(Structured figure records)

begin

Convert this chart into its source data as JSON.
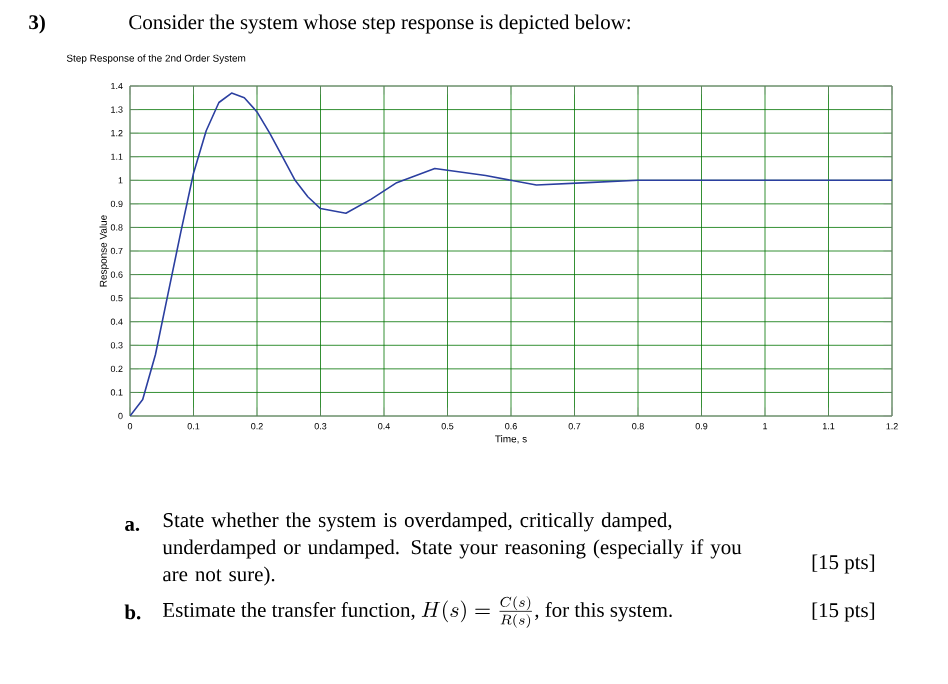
{
  "chart_data": {
    "type": "line",
    "title": "Step Response of the 2nd Order System",
    "xlabel": "Time, s",
    "ylabel": "Response Value",
    "x": [
      0,
      0.02,
      0.04,
      0.06,
      0.08,
      0.1,
      0.12,
      0.14,
      0.16,
      0.18,
      0.2,
      0.22,
      0.24,
      0.26,
      0.28,
      0.3,
      0.34,
      0.38,
      0.42,
      0.48,
      0.56,
      0.64,
      0.72,
      0.8,
      0.9,
      1.0,
      1.1,
      1.2
    ],
    "series": [
      {
        "color": "#2b3fa0",
        "values": [
          0,
          0.07,
          0.26,
          0.52,
          0.78,
          1.03,
          1.21,
          1.33,
          1.37,
          1.35,
          1.29,
          1.2,
          1.1,
          1.0,
          0.93,
          0.88,
          0.86,
          0.92,
          0.99,
          1.05,
          1.02,
          0.98,
          0.99,
          1.0,
          1.0,
          1.0,
          1.0,
          1.0
        ]
      }
    ],
    "xlim": [
      0,
      1.2
    ],
    "ylim": [
      0,
      1.4
    ],
    "xticks": [
      0,
      0.1,
      0.2,
      0.3,
      0.4,
      0.5,
      0.6,
      0.7,
      0.8,
      0.9,
      1,
      1.1,
      1.2
    ],
    "yticks": [
      0,
      0.1,
      0.2,
      0.3,
      0.4,
      0.5,
      0.6,
      0.7,
      0.8,
      0.9,
      1,
      1.1,
      1.2,
      1.3,
      1.4
    ],
    "grid": true,
    "marker": "none",
    "line_style": "solid",
    "annotations": [
      "3)",
      "Consider the system whose step response is depicted below:",
      "a.",
      "State whether the system is overdamped, critically damped, underdamped or undamped. State your reasoning (especially if you are not sure).",
      "[15 pts]",
      "b.",
      "Estimate the transfer function, ",
      "H(s) = \\frac{C(s)}{R(s)}",
      ", for this system.",
      "[15 pts]"
    ]
  }
}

end

Each entry above should be reproduced exactly, with the pictures removed.

Convert this chart into its source data as JSON.
{
  "chart_data": {
    "type": "line",
    "title": "Step Response of the 2nd Order System",
    "xlabel": "Time, s",
    "ylabel": "Response Value",
    "x": [
      0,
      0.02,
      0.04,
      0.06,
      0.08,
      0.1,
      0.12,
      0.14,
      0.16,
      0.18,
      0.2,
      0.22,
      0.24,
      0.26,
      0.28,
      0.3,
      0.34,
      0.38,
      0.42,
      0.48,
      0.56,
      0.64,
      0.72,
      0.8,
      0.9,
      1.0,
      1.1,
      1.2
    ],
    "series": [
      {
        "color": "#2b3fa0",
        "values": [
          0,
          0.07,
          0.26,
          0.52,
          0.78,
          1.03,
          1.21,
          1.33,
          1.37,
          1.35,
          1.29,
          1.2,
          1.1,
          1.0,
          0.93,
          0.88,
          0.86,
          0.92,
          0.99,
          1.05,
          1.02,
          0.98,
          0.99,
          1.0,
          1.0,
          1.0,
          1.0,
          1.0
        ]
      }
    ],
    "xlim": [
      0,
      1.2
    ],
    "ylim": [
      0,
      1.4
    ],
    "xticks": [
      0,
      0.1,
      0.2,
      0.3,
      0.4,
      0.5,
      0.6,
      0.7,
      0.8,
      0.9,
      1,
      1.1,
      1.2
    ],
    "yticks": [
      0,
      0.1,
      0.2,
      0.3,
      0.4,
      0.5,
      0.6,
      0.7,
      0.8,
      0.9,
      1,
      1.1,
      1.2,
      1.3,
      1.4
    ],
    "grid": true,
    "marker": "none",
    "line_style": "solid",
    "annotations": [
      "3)",
      "Consider the system whose step response is depicted below:",
      "a.",
      "State whether the system is overdamped, critically damped, underdamped or undamped. State your reasoning (especially if you are not sure).",
      "[15 pts]",
      "b.",
      "Estimate the transfer function, ",
      "H(s) = \\frac{C(s)}{R(s)}",
      ", for this system.",
      "[15 pts]"
    ]
  }
}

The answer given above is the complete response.